- [WHAT THE EXERCISE ASKS]: Copy every one of the following rows character for character, changing nothing.

- [RAW DATA]:
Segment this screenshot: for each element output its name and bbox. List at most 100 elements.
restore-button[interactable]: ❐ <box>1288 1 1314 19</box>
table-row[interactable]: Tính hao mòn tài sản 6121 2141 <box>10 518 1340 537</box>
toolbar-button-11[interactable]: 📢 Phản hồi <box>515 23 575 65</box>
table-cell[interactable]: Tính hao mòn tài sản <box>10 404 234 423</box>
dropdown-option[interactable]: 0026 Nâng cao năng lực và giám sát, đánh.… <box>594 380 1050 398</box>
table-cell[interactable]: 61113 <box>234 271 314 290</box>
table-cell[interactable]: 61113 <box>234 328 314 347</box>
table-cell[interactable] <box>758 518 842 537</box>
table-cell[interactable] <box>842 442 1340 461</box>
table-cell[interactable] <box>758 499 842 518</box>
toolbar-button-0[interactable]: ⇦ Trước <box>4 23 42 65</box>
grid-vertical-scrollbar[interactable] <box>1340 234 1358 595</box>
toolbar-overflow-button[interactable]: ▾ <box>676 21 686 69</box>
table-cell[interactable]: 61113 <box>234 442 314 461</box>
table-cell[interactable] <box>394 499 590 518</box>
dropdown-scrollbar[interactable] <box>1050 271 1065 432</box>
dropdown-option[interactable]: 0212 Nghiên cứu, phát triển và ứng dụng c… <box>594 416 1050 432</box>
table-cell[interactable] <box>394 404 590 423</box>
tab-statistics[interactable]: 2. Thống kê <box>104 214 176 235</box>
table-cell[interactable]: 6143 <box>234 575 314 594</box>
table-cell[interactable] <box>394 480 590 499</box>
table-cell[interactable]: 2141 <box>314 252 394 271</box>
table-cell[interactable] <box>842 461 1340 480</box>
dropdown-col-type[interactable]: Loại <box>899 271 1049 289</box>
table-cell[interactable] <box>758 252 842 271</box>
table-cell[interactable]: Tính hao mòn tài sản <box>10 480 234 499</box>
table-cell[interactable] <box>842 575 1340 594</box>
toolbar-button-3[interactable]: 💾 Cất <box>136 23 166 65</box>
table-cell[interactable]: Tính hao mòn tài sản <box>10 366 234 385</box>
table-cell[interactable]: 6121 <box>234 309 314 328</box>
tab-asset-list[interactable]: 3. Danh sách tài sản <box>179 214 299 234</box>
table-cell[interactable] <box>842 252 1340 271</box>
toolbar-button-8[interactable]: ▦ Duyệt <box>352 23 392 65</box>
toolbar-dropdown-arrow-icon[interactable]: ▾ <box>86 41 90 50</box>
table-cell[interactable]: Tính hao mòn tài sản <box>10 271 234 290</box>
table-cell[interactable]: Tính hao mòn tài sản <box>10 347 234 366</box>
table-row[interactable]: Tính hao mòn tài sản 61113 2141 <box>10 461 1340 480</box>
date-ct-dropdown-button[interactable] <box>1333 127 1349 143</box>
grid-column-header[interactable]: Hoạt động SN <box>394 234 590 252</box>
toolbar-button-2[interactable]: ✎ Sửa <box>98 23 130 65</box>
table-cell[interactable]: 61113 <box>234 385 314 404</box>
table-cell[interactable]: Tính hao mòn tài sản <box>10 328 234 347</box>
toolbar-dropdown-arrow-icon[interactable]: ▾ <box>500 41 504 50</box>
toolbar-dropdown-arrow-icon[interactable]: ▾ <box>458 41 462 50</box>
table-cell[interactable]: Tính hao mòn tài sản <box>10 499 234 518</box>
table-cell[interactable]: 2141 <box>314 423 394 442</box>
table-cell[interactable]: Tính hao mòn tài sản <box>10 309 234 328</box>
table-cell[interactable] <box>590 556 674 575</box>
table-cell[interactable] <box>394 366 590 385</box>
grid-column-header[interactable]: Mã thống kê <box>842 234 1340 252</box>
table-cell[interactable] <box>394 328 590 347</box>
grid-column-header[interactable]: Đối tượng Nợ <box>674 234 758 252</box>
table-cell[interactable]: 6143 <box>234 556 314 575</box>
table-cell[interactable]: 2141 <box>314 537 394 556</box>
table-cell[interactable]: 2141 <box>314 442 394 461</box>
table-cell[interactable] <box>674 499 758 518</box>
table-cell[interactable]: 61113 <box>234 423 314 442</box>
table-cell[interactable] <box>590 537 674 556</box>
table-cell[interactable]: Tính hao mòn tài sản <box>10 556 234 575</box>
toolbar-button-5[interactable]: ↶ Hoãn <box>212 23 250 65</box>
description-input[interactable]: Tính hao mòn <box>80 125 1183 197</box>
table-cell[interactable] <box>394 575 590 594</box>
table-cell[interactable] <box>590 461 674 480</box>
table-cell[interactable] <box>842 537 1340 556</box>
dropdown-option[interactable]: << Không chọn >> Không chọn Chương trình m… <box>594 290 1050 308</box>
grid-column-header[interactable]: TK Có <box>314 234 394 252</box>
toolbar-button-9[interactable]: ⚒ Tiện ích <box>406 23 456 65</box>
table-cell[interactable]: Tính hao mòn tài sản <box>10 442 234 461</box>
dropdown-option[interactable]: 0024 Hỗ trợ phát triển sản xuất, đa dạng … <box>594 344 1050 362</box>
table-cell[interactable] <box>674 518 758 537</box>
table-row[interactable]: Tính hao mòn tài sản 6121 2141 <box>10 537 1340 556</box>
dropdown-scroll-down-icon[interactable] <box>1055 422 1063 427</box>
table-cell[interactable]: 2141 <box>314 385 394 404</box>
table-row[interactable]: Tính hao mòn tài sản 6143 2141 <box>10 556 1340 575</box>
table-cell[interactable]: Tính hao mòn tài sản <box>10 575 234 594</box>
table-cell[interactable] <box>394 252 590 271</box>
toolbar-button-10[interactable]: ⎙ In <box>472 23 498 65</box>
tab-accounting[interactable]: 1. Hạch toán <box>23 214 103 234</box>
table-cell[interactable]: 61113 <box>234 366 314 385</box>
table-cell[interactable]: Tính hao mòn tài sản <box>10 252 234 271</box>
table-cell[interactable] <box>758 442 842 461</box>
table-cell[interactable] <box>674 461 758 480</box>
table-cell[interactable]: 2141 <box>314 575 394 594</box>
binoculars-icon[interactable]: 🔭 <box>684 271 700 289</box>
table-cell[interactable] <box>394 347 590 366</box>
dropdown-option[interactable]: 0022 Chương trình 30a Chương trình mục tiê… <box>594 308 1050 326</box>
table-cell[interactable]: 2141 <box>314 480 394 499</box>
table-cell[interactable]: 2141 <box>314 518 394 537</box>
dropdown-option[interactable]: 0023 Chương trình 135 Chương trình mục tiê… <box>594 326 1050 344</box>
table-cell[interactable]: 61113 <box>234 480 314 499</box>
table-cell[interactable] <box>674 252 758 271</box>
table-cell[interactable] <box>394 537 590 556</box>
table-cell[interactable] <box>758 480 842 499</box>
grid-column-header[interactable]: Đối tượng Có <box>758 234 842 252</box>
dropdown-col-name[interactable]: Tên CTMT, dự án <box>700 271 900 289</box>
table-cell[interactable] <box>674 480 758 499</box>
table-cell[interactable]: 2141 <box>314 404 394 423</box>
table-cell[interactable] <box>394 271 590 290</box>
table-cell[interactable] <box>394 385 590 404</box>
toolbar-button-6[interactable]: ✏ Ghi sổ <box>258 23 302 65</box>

- [FULL SOLUTION]:
Segment this screenshot: for each element output its name and bbox. List at most 100 elements.
restore-button[interactable]: ❐ <box>1288 1 1314 19</box>
table-row[interactable]: Tính hao mòn tài sản 6121 2141 <box>10 518 1340 537</box>
toolbar-button-11[interactable]: 📢 Phản hồi <box>515 23 575 65</box>
table-cell[interactable]: Tính hao mòn tài sản <box>10 404 234 423</box>
dropdown-option[interactable]: 0026 Nâng cao năng lực và giám sát, đánh.… <box>594 380 1050 398</box>
table-cell[interactable]: 61113 <box>234 271 314 290</box>
table-cell[interactable]: 61113 <box>234 328 314 347</box>
table-cell[interactable] <box>758 518 842 537</box>
table-cell[interactable] <box>842 442 1340 461</box>
table-cell[interactable] <box>758 499 842 518</box>
toolbar-button-0[interactable]: ⇦ Trước <box>4 23 42 65</box>
grid-vertical-scrollbar[interactable] <box>1340 234 1358 595</box>
toolbar-overflow-button[interactable]: ▾ <box>676 21 686 69</box>
table-cell[interactable]: 61113 <box>234 442 314 461</box>
table-cell[interactable] <box>394 499 590 518</box>
dropdown-scrollbar[interactable] <box>1050 271 1065 432</box>
dropdown-option[interactable]: 0212 Nghiên cứu, phát triển và ứng dụng c… <box>594 416 1050 432</box>
table-cell[interactable] <box>394 404 590 423</box>
tab-statistics[interactable]: 2. Thống kê <box>104 214 176 235</box>
table-cell[interactable]: 6143 <box>234 575 314 594</box>
table-cell[interactable] <box>394 480 590 499</box>
table-cell[interactable]: 2141 <box>314 252 394 271</box>
table-cell[interactable] <box>842 461 1340 480</box>
dropdown-col-type[interactable]: Loại <box>899 271 1049 289</box>
table-cell[interactable] <box>758 252 842 271</box>
table-cell[interactable]: Tính hao mòn tài sản <box>10 480 234 499</box>
table-cell[interactable] <box>842 575 1340 594</box>
toolbar-button-3[interactable]: 💾 Cất <box>136 23 166 65</box>
table-cell[interactable]: Tính hao mòn tài sản <box>10 366 234 385</box>
table-cell[interactable]: 6121 <box>234 309 314 328</box>
tab-asset-list[interactable]: 3. Danh sách tài sản <box>179 214 299 234</box>
table-cell[interactable] <box>842 252 1340 271</box>
toolbar-button-8[interactable]: ▦ Duyệt <box>352 23 392 65</box>
toolbar-dropdown-arrow-icon[interactable]: ▾ <box>86 41 90 50</box>
table-cell[interactable]: Tính hao mòn tài sản <box>10 271 234 290</box>
table-cell[interactable]: Tính hao mòn tài sản <box>10 347 234 366</box>
table-row[interactable]: Tính hao mòn tài sản 61113 2141 <box>10 461 1340 480</box>
date-ct-dropdown-button[interactable] <box>1333 127 1349 143</box>
grid-column-header[interactable]: Hoạt động SN <box>394 234 590 252</box>
toolbar-button-2[interactable]: ✎ Sửa <box>98 23 130 65</box>
table-cell[interactable]: 61113 <box>234 385 314 404</box>
table-cell[interactable]: Tính hao mòn tài sản <box>10 328 234 347</box>
toolbar-dropdown-arrow-icon[interactable]: ▾ <box>500 41 504 50</box>
toolbar-dropdown-arrow-icon[interactable]: ▾ <box>458 41 462 50</box>
table-cell[interactable]: Tính hao mòn tài sản <box>10 499 234 518</box>
table-cell[interactable]: 2141 <box>314 423 394 442</box>
table-cell[interactable]: Tính hao mòn tài sản <box>10 309 234 328</box>
table-cell[interactable] <box>590 556 674 575</box>
table-cell[interactable] <box>394 366 590 385</box>
grid-column-header[interactable]: Mã thống kê <box>842 234 1340 252</box>
table-cell[interactable] <box>394 328 590 347</box>
grid-column-header[interactable]: Đối tượng Nợ <box>674 234 758 252</box>
table-cell[interactable]: 6143 <box>234 556 314 575</box>
table-cell[interactable]: 2141 <box>314 537 394 556</box>
table-cell[interactable]: 2141 <box>314 442 394 461</box>
table-cell[interactable] <box>674 499 758 518</box>
table-cell[interactable]: 61113 <box>234 423 314 442</box>
table-cell[interactable] <box>590 537 674 556</box>
table-cell[interactable]: Tính hao mòn tài sản <box>10 556 234 575</box>
toolbar-button-5[interactable]: ↶ Hoãn <box>212 23 250 65</box>
description-input[interactable]: Tính hao mòn <box>80 125 1183 197</box>
table-cell[interactable] <box>394 575 590 594</box>
table-cell[interactable] <box>590 461 674 480</box>
table-cell[interactable] <box>842 537 1340 556</box>
dropdown-option[interactable]: << Không chọn >> Không chọn Chương trình m… <box>594 290 1050 308</box>
grid-column-header[interactable]: TK Có <box>314 234 394 252</box>
toolbar-button-9[interactable]: ⚒ Tiện ích <box>406 23 456 65</box>
table-cell[interactable]: Tính hao mòn tài sản <box>10 442 234 461</box>
dropdown-option[interactable]: 0024 Hỗ trợ phát triển sản xuất, đa dạng … <box>594 344 1050 362</box>
table-cell[interactable] <box>674 518 758 537</box>
table-row[interactable]: Tính hao mòn tài sản 6121 2141 <box>10 537 1340 556</box>
dropdown-scroll-down-icon[interactable] <box>1055 422 1063 427</box>
table-cell[interactable]: 2141 <box>314 385 394 404</box>
table-row[interactable]: Tính hao mòn tài sản 6143 2141 <box>10 556 1340 575</box>
table-cell[interactable]: Tính hao mòn tài sản <box>10 575 234 594</box>
table-cell[interactable] <box>394 252 590 271</box>
toolbar-button-10[interactable]: ⎙ In <box>472 23 498 65</box>
tab-accounting[interactable]: 1. Hạch toán <box>23 214 103 234</box>
table-cell[interactable]: 61113 <box>234 366 314 385</box>
table-cell[interactable]: Tính hao mòn tài sản <box>10 252 234 271</box>
table-cell[interactable] <box>758 442 842 461</box>
table-cell[interactable] <box>674 461 758 480</box>
table-cell[interactable]: 2141 <box>314 575 394 594</box>
binoculars-icon[interactable]: 🔭 <box>684 271 700 289</box>
table-cell[interactable] <box>394 347 590 366</box>
dropdown-option[interactable]: 0022 Chương trình 30a Chương trình mục tiê… <box>594 308 1050 326</box>
table-cell[interactable]: 2141 <box>314 480 394 499</box>
table-cell[interactable]: 2141 <box>314 518 394 537</box>
dropdown-option[interactable]: 0023 Chương trình 135 Chương trình mục tiê… <box>594 326 1050 344</box>
table-cell[interactable]: 61113 <box>234 480 314 499</box>
table-cell[interactable] <box>674 252 758 271</box>
table-cell[interactable] <box>394 537 590 556</box>
table-cell[interactable] <box>758 480 842 499</box>
grid-column-header[interactable]: Đối tượng Có <box>758 234 842 252</box>
dropdown-col-name[interactable]: Tên CTMT, dự án <box>700 271 900 289</box>
table-cell[interactable] <box>674 480 758 499</box>
table-cell[interactable]: 2141 <box>314 404 394 423</box>
table-cell[interactable] <box>394 271 590 290</box>
table-cell[interactable] <box>394 385 590 404</box>
toolbar-button-6[interactable]: ✏ Ghi sổ <box>258 23 302 65</box>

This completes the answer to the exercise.